STATED EXERCISE: Reproduce each line of the material precisely.

EXTRACTED INFORMATION:
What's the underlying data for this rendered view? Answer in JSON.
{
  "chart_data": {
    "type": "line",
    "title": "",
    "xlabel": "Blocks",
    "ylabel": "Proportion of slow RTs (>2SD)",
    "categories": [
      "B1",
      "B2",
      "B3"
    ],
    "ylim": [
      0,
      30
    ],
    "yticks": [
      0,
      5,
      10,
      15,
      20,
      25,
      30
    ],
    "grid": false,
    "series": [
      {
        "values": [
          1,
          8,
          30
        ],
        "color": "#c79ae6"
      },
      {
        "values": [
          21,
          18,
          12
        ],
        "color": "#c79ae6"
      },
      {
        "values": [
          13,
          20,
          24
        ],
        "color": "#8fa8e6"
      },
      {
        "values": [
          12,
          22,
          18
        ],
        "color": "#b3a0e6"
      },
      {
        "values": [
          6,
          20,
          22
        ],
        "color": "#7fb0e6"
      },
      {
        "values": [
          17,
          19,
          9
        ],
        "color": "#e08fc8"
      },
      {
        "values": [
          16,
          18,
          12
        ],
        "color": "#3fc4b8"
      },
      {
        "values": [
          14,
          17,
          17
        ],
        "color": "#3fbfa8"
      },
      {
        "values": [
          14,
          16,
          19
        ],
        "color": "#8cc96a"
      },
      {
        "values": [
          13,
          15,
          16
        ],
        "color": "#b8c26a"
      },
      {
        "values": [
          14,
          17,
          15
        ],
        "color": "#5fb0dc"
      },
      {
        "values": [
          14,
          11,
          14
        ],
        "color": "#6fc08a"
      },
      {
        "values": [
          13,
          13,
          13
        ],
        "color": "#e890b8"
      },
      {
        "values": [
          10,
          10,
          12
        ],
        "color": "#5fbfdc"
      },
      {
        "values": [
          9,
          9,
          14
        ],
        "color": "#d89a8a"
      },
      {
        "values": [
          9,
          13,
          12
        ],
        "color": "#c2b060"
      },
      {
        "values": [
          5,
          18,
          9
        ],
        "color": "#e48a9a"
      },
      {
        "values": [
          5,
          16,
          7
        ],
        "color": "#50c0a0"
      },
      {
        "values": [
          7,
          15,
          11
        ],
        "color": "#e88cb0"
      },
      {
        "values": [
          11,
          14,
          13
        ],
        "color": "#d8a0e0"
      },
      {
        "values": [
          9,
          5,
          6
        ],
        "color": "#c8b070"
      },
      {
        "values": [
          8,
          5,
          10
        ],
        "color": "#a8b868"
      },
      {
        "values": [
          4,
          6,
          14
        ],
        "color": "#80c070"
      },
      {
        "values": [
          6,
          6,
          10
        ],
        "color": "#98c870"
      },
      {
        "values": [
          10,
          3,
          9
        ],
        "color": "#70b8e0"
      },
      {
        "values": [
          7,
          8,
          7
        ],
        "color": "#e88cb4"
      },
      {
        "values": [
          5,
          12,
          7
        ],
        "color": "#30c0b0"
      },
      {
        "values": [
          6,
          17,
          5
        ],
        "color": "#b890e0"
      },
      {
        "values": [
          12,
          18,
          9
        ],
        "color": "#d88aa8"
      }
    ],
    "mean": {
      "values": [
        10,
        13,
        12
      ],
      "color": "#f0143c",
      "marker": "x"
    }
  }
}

TASK RESPONSE:
What's the underlying data for this rendered view? Answer in JSON.
{
  "chart_data": {
    "type": "line",
    "title": "",
    "xlabel": "Blocks",
    "ylabel": "Proportion of slow RTs (>2SD)",
    "categories": [
      "B1",
      "B2",
      "B3"
    ],
    "ylim": [
      0,
      30
    ],
    "yticks": [
      0,
      5,
      10,
      15,
      20,
      25,
      30
    ],
    "grid": false,
    "series": [
      {
        "values": [
          1,
          8,
          30
        ],
        "color": "#c79ae6"
      },
      {
        "values": [
          21,
          18,
          12
        ],
        "color": "#c79ae6"
      },
      {
        "values": [
          13,
          20,
          24
        ],
        "color": "#8fa8e6"
      },
      {
        "values": [
          12,
          22,
          18
        ],
        "color": "#b3a0e6"
      },
      {
        "values": [
          6,
          20,
          22
        ],
        "color": "#7fb0e6"
      },
      {
        "values": [
          17,
          19,
          9
        ],
        "color": "#e08fc8"
      },
      {
        "values": [
          16,
          18,
          12
        ],
        "color": "#3fc4b8"
      },
      {
        "values": [
          14,
          17,
          17
        ],
        "color": "#3fbfa8"
      },
      {
        "values": [
          14,
          16,
          19
        ],
        "color": "#8cc96a"
      },
      {
        "values": [
          13,
          15,
          16
        ],
        "color": "#b8c26a"
      },
      {
        "values": [
          14,
          17,
          15
        ],
        "color": "#5fb0dc"
      },
      {
        "values": [
          14,
          11,
          14
        ],
        "color": "#6fc08a"
      },
      {
        "values": [
          13,
          13,
          13
        ],
        "color": "#e890b8"
      },
      {
        "values": [
          10,
          10,
          12
        ],
        "color": "#5fbfdc"
      },
      {
        "values": [
          9,
          9,
          14
        ],
        "color": "#d89a8a"
      },
      {
        "values": [
          9,
          13,
          12
        ],
        "color": "#c2b060"
      },
      {
        "values": [
          5,
          18,
          9
        ],
        "color": "#e48a9a"
      },
      {
        "values": [
          5,
          16,
          7
        ],
        "color": "#50c0a0"
      },
      {
        "values": [
          7,
          15,
          11
        ],
        "color": "#e88cb0"
      },
      {
        "values": [
          11,
          14,
          13
        ],
        "color": "#d8a0e0"
      },
      {
        "values": [
          9,
          5,
          6
        ],
        "color": "#c8b070"
      },
      {
        "values": [
          8,
          5,
          10
        ],
        "color": "#a8b868"
      },
      {
        "values": [
          4,
          6,
          14
        ],
        "color": "#80c070"
      },
      {
        "values": [
          6,
          6,
          10
        ],
        "color": "#98c870"
      },
      {
        "values": [
          10,
          3,
          9
        ],
        "color": "#70b8e0"
      },
      {
        "values": [
          7,
          8,
          7
        ],
        "color": "#e88cb4"
      },
      {
        "values": [
          5,
          12,
          7
        ],
        "color": "#30c0b0"
      },
      {
        "values": [
          6,
          17,
          5
        ],
        "color": "#b890e0"
      },
      {
        "values": [
          12,
          18,
          9
        ],
        "color": "#d88aa8"
      }
    ],
    "mean": {
      "values": [
        10,
        13,
        12
      ],
      "color": "#f0143c",
      "marker": "x"
    }
  }
}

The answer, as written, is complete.